RECORDS:

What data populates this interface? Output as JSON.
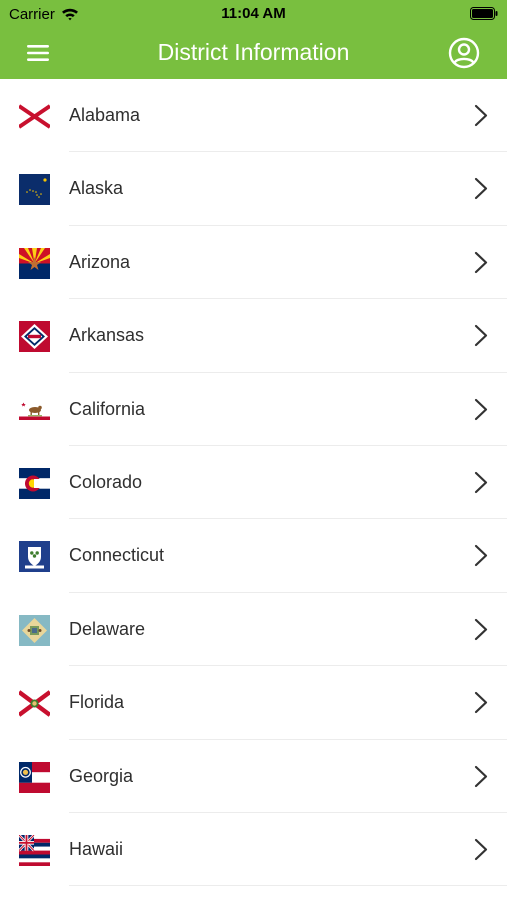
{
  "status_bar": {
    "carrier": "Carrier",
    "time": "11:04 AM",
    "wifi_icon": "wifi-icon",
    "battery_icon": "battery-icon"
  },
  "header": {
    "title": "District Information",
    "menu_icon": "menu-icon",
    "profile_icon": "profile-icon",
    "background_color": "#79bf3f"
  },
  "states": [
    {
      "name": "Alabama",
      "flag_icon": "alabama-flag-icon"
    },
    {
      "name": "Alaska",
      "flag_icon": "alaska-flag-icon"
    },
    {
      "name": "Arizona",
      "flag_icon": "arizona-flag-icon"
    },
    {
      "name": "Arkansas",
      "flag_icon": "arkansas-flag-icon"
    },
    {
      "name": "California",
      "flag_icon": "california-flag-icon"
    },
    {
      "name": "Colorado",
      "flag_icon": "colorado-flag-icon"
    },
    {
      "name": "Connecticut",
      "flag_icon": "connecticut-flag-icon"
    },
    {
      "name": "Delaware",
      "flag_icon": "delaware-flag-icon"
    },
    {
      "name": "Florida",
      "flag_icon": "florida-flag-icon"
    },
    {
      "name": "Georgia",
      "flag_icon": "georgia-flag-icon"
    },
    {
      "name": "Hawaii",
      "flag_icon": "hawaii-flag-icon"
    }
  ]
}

* * *

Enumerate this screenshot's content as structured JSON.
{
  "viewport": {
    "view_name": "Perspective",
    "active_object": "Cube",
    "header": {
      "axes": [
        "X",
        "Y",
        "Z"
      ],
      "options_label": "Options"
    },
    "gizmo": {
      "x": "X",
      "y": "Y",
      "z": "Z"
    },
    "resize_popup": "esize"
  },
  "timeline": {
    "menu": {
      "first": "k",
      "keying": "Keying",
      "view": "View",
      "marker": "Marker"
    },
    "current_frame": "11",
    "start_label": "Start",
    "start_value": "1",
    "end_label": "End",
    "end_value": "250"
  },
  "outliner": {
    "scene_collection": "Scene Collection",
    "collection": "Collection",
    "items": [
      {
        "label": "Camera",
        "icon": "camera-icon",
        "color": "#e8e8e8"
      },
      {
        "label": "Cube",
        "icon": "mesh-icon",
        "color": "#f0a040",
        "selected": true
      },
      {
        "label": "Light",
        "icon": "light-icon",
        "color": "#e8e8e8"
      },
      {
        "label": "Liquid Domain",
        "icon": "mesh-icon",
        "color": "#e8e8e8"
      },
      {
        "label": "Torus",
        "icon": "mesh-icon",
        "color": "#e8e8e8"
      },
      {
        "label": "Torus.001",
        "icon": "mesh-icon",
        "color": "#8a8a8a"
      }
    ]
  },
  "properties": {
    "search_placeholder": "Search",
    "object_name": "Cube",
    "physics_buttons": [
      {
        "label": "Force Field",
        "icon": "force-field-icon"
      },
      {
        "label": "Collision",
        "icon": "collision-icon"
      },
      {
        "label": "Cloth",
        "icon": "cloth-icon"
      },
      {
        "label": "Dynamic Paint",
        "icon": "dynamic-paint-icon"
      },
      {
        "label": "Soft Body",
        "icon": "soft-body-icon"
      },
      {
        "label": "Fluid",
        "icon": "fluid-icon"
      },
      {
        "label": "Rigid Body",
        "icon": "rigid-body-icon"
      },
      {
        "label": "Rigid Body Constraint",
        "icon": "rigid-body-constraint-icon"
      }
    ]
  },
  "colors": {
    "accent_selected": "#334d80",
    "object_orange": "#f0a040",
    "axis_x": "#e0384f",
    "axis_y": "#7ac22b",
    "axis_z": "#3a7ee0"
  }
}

* * *

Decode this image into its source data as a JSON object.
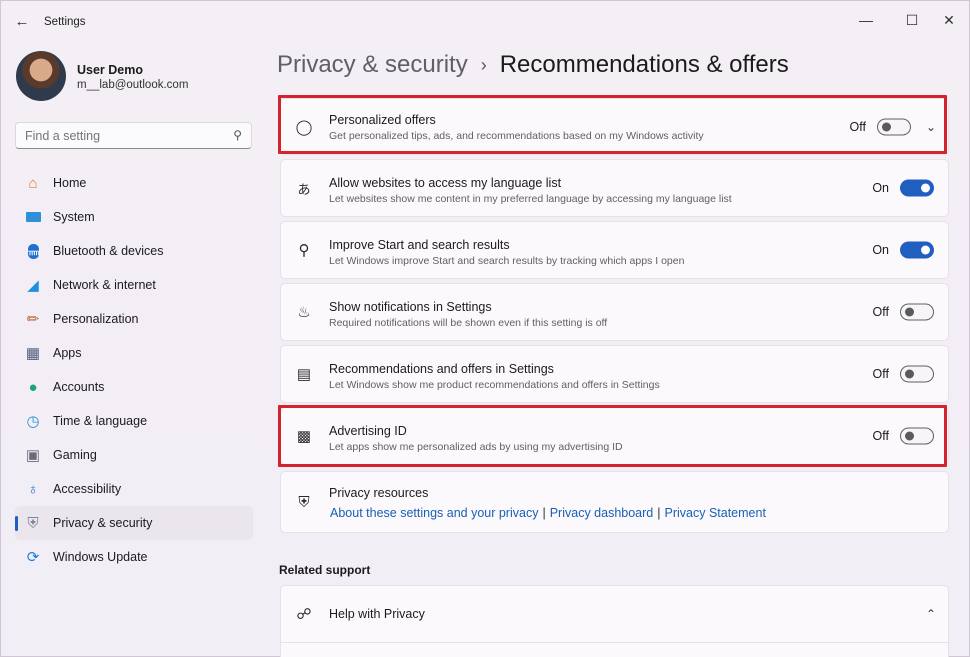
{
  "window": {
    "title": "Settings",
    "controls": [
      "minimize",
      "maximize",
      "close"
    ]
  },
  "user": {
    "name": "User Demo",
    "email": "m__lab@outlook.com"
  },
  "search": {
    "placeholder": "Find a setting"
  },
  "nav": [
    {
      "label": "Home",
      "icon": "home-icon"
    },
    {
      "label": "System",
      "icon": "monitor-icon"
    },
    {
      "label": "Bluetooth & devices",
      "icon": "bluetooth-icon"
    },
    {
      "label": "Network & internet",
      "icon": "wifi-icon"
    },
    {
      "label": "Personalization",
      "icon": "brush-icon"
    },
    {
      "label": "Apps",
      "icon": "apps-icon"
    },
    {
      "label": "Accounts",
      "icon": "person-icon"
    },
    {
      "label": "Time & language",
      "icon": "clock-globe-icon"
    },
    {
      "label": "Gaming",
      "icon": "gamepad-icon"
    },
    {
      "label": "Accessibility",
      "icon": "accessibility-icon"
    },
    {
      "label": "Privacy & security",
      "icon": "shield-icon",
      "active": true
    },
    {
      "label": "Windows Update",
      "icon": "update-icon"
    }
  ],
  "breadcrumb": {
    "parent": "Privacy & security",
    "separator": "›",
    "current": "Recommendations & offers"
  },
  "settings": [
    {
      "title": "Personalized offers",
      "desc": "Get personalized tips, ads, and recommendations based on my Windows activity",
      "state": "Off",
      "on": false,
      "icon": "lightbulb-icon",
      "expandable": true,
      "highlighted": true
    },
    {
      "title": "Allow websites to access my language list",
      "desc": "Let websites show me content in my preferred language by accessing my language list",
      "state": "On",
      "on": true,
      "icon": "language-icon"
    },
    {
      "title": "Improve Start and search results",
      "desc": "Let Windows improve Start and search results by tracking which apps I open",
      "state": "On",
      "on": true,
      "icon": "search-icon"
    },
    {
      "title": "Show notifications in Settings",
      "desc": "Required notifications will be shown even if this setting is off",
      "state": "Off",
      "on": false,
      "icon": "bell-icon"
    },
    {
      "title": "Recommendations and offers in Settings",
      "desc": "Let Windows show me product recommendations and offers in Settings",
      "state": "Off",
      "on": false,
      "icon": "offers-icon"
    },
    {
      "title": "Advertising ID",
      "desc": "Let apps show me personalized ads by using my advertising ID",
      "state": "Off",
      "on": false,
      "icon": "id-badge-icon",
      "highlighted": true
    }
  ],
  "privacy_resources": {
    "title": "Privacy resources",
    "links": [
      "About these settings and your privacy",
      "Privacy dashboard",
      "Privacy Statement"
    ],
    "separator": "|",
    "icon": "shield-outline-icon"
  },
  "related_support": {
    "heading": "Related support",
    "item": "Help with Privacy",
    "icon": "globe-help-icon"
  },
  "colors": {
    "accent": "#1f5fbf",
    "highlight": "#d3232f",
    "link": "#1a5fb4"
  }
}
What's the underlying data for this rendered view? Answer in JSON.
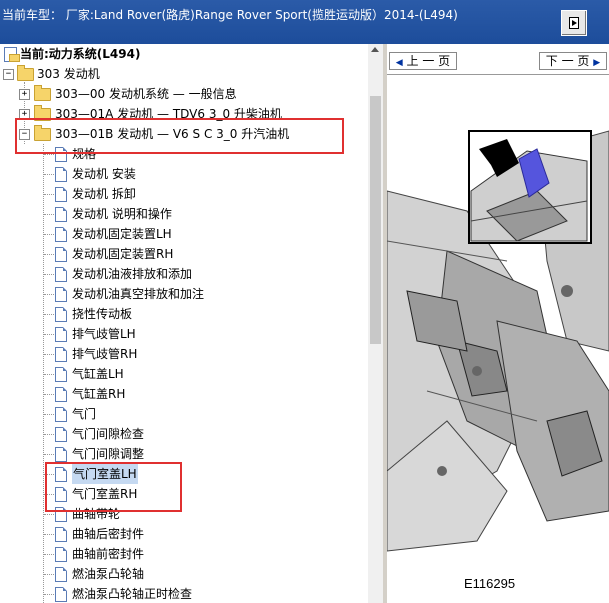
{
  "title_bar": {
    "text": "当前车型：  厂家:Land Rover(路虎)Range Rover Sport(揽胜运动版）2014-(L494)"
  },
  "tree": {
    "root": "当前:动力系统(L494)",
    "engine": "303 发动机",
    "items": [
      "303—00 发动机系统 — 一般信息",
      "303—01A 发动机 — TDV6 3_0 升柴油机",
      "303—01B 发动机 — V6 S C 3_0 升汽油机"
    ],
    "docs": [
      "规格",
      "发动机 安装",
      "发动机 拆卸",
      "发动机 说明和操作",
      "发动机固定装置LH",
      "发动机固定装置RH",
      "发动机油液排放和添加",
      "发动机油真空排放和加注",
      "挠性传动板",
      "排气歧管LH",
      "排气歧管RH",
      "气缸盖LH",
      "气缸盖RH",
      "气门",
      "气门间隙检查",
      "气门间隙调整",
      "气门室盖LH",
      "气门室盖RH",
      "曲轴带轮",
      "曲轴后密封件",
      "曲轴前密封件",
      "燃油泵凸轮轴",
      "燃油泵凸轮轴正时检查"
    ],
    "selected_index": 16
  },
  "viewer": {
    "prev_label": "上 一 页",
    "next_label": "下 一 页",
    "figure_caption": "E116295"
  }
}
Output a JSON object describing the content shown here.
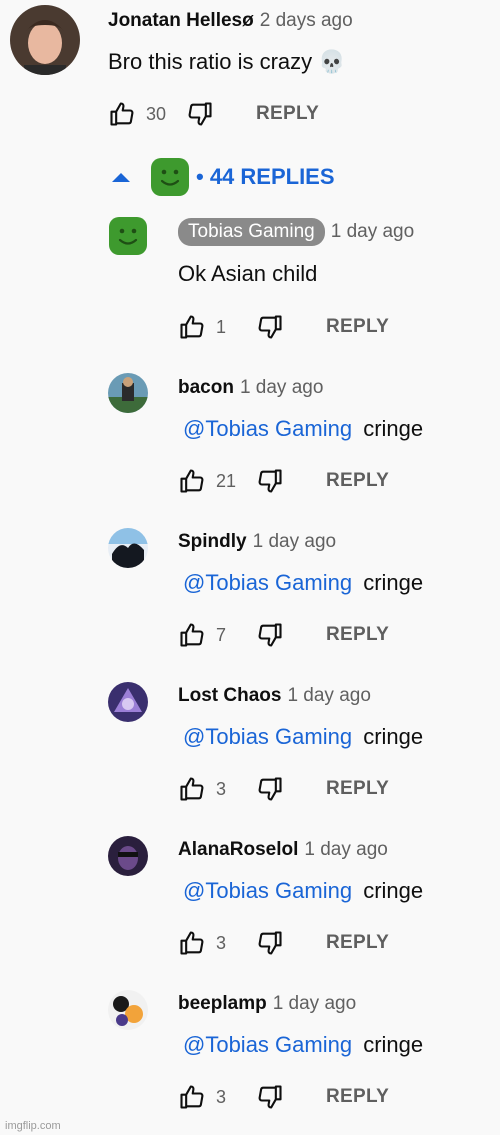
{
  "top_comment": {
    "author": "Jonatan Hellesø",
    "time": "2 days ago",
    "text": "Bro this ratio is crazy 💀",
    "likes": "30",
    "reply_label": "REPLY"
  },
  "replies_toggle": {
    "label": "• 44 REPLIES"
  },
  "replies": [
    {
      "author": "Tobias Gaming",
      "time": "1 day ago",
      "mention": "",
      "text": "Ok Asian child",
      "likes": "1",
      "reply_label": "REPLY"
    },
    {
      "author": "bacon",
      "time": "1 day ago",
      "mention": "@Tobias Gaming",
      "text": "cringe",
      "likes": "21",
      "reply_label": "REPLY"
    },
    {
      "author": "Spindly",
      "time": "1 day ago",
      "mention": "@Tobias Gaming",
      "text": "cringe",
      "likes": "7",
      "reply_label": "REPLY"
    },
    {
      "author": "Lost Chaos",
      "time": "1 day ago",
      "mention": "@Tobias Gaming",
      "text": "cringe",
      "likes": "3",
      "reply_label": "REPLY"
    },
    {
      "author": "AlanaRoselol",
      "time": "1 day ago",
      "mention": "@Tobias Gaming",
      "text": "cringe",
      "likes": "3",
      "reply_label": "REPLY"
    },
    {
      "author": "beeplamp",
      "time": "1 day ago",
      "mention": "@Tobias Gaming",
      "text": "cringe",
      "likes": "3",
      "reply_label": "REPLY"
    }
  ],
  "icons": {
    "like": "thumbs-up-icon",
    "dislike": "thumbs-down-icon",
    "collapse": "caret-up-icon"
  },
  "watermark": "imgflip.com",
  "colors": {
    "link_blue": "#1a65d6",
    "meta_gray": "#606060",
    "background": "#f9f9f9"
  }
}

WHAT YOU HAVE TO DO: Pull out every line of the records that includes the string "shown".

RESULT:
      "desc": "Required notifications will be shown even if this setting is off",
Output a JSON object describing the content shown here.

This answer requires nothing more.